┏━━
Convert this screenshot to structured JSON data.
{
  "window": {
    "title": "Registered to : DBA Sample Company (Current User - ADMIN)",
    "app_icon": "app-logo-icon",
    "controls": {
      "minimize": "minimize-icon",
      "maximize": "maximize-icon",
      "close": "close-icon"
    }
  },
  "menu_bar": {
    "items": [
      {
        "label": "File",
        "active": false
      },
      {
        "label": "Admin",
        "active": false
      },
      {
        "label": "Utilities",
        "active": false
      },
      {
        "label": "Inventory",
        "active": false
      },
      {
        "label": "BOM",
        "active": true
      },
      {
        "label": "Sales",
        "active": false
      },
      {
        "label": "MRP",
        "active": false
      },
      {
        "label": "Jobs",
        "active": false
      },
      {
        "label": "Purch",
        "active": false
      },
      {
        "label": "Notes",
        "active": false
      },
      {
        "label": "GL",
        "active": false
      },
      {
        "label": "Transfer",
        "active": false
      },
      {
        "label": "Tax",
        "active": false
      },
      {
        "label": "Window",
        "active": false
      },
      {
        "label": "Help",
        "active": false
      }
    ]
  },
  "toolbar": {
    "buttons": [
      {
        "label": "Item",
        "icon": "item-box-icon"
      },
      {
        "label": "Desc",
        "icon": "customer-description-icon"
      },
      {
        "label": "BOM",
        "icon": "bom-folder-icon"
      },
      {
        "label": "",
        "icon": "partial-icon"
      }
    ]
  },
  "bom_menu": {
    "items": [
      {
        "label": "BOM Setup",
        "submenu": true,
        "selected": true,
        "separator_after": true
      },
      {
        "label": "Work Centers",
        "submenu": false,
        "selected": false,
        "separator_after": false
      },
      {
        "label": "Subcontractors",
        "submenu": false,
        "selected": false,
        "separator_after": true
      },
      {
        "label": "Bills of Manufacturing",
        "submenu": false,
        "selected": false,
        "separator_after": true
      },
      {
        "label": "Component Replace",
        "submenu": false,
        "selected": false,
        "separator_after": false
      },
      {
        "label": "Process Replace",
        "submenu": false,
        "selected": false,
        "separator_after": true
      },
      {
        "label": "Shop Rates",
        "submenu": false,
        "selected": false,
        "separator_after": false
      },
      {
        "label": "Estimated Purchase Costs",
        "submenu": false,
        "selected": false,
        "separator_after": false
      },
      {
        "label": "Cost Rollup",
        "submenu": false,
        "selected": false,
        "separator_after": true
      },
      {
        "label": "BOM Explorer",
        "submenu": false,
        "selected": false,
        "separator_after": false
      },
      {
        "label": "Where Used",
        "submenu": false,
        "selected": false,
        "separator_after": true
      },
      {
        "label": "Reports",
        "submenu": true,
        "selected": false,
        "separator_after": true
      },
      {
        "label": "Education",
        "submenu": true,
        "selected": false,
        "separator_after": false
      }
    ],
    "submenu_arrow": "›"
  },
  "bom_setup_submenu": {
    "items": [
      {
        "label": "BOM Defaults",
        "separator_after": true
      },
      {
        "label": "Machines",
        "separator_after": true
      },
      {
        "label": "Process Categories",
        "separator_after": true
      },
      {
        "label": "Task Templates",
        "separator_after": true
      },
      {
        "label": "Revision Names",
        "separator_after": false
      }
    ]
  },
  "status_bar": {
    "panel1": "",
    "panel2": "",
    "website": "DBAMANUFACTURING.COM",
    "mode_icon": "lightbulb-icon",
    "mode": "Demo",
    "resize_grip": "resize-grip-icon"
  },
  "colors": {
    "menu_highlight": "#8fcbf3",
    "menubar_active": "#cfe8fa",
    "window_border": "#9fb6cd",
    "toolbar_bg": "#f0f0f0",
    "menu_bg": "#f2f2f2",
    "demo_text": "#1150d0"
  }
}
┗━━
*WHAT TO PRODUCE*: Every record above should be output exactly.

*OUTPUT FOR THIS EXERCISE*:
Convert this screenshot to structured JSON data.
{
  "window": {
    "title": "Registered to : DBA Sample Company (Current User - ADMIN)",
    "app_icon": "app-logo-icon",
    "controls": {
      "minimize": "minimize-icon",
      "maximize": "maximize-icon",
      "close": "close-icon"
    }
  },
  "menu_bar": {
    "items": [
      {
        "label": "File",
        "active": false
      },
      {
        "label": "Admin",
        "active": false
      },
      {
        "label": "Utilities",
        "active": false
      },
      {
        "label": "Inventory",
        "active": false
      },
      {
        "label": "BOM",
        "active": true
      },
      {
        "label": "Sales",
        "active": false
      },
      {
        "label": "MRP",
        "active": false
      },
      {
        "label": "Jobs",
        "active": false
      },
      {
        "label": "Purch",
        "active": false
      },
      {
        "label": "Notes",
        "active": false
      },
      {
        "label": "GL",
        "active": false
      },
      {
        "label": "Transfer",
        "active": false
      },
      {
        "label": "Tax",
        "active": false
      },
      {
        "label": "Window",
        "active": false
      },
      {
        "label": "Help",
        "active": false
      }
    ]
  },
  "toolbar": {
    "buttons": [
      {
        "label": "Item",
        "icon": "item-box-icon"
      },
      {
        "label": "Desc",
        "icon": "customer-description-icon"
      },
      {
        "label": "BOM",
        "icon": "bom-folder-icon"
      },
      {
        "label": "",
        "icon": "partial-icon"
      }
    ]
  },
  "bom_menu": {
    "items": [
      {
        "label": "BOM Setup",
        "submenu": true,
        "selected": true,
        "separator_after": true
      },
      {
        "label": "Work Centers",
        "submenu": false,
        "selected": false,
        "separator_after": false
      },
      {
        "label": "Subcontractors",
        "submenu": false,
        "selected": false,
        "separator_after": true
      },
      {
        "label": "Bills of Manufacturing",
        "submenu": false,
        "selected": false,
        "separator_after": true
      },
      {
        "label": "Component Replace",
        "submenu": false,
        "selected": false,
        "separator_after": false
      },
      {
        "label": "Process Replace",
        "submenu": false,
        "selected": false,
        "separator_after": true
      },
      {
        "label": "Shop Rates",
        "submenu": false,
        "selected": false,
        "separator_after": false
      },
      {
        "label": "Estimated Purchase Costs",
        "submenu": false,
        "selected": false,
        "separator_after": false
      },
      {
        "label": "Cost Rollup",
        "submenu": false,
        "selected": false,
        "separator_after": true
      },
      {
        "label": "BOM Explorer",
        "submenu": false,
        "selected": false,
        "separator_after": false
      },
      {
        "label": "Where Used",
        "submenu": false,
        "selected": false,
        "separator_after": true
      },
      {
        "label": "Reports",
        "submenu": true,
        "selected": false,
        "separator_after": true
      },
      {
        "label": "Education",
        "submenu": true,
        "selected": false,
        "separator_after": false
      }
    ],
    "submenu_arrow": "›"
  },
  "bom_setup_submenu": {
    "items": [
      {
        "label": "BOM Defaults",
        "separator_after": true
      },
      {
        "label": "Machines",
        "separator_after": true
      },
      {
        "label": "Process Categories",
        "separator_after": true
      },
      {
        "label": "Task Templates",
        "separator_after": true
      },
      {
        "label": "Revision Names",
        "separator_after": false
      }
    ]
  },
  "status_bar": {
    "panel1": "",
    "panel2": "",
    "website": "DBAMANUFACTURING.COM",
    "mode_icon": "lightbulb-icon",
    "mode": "Demo",
    "resize_grip": "resize-grip-icon"
  },
  "colors": {
    "menu_highlight": "#8fcbf3",
    "menubar_active": "#cfe8fa",
    "window_border": "#9fb6cd",
    "toolbar_bg": "#f0f0f0",
    "menu_bg": "#f2f2f2",
    "demo_text": "#1150d0"
  }
}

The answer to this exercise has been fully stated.